_Aim_. Pick up the LUMI profiling walkthrough below where it stops and write what comes next, in the same step-by-step style.

_Source excerpt_.
+---+

LUMI training basic examples- Oslo, Norway - June 2024

Environment for LUMI

module load CrayEnv
module load buildtools/23.09

module load PrgEnv-cray/8.4.0
module load cce/16.0.1
module load craype-accel-amd-gfx90a
module load craype-x86-trento

module use /pfs/lustrep2/projappl/project_462000125/samantao-public/mymodules

module load rocm/5.4.3 omnitrace/1.11.2-rocm-5.4.x omniperf/2.0.1-rocm-5.4.x

You can setup the following environment variables for the project you want to use:

export SALLOC_ACCOUNT=project_<your porject ID>
export SBATCH_ACCOUNT=project_<your porject ID>

Rocprof

Setup allocation

salloc -N 1 --gpus=8 -p standard-g --exclusive -t 20:00 --reservation <reservation name>

Download examples repo and navigate to the HIPIFY exercises

git clone https://github.com/amd/HPCTrainingExamples.git
cd HPCTrainingExamples/HIPIFY/mini-nbody/hip/

Compile and run one case. We are on the front-end node, so we have two ways to compile for the
GPU that we want to run on.

The first is to explicitly set the GPU archicture when compiling (We are effectively cross-compiling for a GPU that is present where we are compiling).

hipcc -I../ -DSHMOO --offload-arch=gfx90a nbody-orig.hip -o nbody-orig

The other option is to compile on the compute node where the compiler will auto-detect which GPU is present. Note that the autodetection may fail if you do not have all the GPUs (depending on the ROCm version). If that occurs, you will need to set export ROCM_GPU=gfx90a.

srun hipcc -I../ -DSHMOO nbody-orig.cpp -o nbody-orig

Now Run rocprof on nbody-orig to obtain hotspots list

srun rocprof --stats nbody-orig 65536

Check Results

cat results.csv

Check the statistics result file, one line per kernel, sorted in descending order of durations

cat results.stats.csv

Using --basenames on will show only kernel names without their parameters.

+---+

_Entries supplied_.
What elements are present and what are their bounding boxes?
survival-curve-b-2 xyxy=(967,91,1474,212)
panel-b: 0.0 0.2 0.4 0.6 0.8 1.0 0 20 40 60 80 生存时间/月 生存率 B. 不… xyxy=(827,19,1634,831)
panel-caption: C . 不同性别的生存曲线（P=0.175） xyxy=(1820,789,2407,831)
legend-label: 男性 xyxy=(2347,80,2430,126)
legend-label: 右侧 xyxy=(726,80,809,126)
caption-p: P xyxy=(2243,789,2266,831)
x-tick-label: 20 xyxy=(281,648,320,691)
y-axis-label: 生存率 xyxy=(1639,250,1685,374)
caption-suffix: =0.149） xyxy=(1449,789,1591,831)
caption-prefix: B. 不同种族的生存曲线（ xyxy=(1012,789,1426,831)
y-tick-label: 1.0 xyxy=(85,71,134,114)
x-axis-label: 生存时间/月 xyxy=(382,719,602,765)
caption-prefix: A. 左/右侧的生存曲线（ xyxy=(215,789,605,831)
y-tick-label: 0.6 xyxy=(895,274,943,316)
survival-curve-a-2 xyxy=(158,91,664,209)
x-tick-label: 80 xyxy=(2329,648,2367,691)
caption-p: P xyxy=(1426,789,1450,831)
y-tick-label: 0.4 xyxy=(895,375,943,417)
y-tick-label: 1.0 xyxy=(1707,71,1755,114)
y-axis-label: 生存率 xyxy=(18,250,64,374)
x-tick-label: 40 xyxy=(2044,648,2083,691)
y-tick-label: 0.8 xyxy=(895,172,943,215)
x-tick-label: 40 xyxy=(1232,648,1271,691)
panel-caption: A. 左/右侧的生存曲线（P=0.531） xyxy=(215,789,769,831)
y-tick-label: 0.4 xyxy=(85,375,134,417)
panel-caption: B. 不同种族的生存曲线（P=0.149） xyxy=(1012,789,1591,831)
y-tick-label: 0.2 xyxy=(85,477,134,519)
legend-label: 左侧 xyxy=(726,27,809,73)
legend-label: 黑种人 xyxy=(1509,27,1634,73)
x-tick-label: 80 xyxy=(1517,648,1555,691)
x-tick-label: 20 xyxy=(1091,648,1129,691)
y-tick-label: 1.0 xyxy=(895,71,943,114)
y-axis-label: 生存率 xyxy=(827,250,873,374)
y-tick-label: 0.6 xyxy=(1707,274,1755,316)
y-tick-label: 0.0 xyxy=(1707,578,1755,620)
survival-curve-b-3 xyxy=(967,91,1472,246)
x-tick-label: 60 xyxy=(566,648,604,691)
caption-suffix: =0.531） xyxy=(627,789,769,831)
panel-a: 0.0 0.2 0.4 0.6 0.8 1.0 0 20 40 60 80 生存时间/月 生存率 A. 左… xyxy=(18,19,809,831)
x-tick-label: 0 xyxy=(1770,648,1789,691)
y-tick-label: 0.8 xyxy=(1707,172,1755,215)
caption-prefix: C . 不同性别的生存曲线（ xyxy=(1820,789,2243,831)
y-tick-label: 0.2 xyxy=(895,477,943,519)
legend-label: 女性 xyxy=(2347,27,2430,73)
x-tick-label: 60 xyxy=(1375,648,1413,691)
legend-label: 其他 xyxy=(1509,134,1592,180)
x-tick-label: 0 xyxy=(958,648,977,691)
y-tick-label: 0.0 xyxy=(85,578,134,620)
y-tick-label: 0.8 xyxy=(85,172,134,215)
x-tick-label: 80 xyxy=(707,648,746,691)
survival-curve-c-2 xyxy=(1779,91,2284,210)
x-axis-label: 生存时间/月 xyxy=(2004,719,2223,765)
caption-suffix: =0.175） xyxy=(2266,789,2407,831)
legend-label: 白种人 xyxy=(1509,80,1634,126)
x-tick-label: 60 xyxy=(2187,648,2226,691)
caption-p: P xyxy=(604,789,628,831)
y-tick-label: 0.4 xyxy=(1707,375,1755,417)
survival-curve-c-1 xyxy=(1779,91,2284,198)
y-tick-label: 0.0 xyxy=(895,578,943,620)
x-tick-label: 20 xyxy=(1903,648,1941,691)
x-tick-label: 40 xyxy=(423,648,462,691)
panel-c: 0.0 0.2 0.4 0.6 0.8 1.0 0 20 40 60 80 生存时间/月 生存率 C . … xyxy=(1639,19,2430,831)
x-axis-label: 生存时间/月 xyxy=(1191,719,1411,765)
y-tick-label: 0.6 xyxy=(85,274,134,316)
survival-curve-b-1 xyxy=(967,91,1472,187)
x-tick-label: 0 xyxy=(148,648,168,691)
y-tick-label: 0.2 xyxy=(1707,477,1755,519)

+---+

_Result of the task_.
srun rocprof --stats --basenames on nbody-orig 65536

Check the statistics result file, one line per kernel, sorted in descending order of durations

cat results.stats.csv

Trace HIP calls with --hip-trace

srun rocprof --stats --hip-trace nbody-orig 65536

Check the new file results.hip_stats.csv

cat results.hip_stats.csv

Profile also the HSA API with the --hsa-trace

srun rocprof --stats --hip-trace --hsa-trace nbody-orig 65536

Check the new file results.hsa_stats.csv

cat results.hsa_stats.csv

On your laptop, download results.json

scp -i <HOME_DIRECTORY>/.ssh/<public ssh key file> <username>@lumi.csc.fi:<path_to_file>/results.json results.json

You could open a browser and go to https://ui.perfetto.dev/ to load the latest version of the tool but we recomment using an older version that is known to work well with traces generated by rocprof. For that, make sure you start a session to connect to LUMI as:

ssh -i <HOME_DIRECTORY>/.ssh/<public ssh key file> <username>@lumi.csc.fi -L10000:uan02:10000

and then connect to http://localhost:10000.

Alternatively you can run perfetto on your laptop if you have a Docker installed with:

docker run -it --rm -p 10000:10000 --name myperfetto sfantao/perfetto4rocm

Click on Open trace file in the top left corner.
Navigate to the results.json you just downloaded.
Use the keystrokes W,A,S,D to zoom in and move right and left in the GUI

Navigation
w/s	Zoom in/out
a/d	Pan left/right

Your trace should look like:

Read about hardware counters available for the GPU on this system (look for gfx90a section)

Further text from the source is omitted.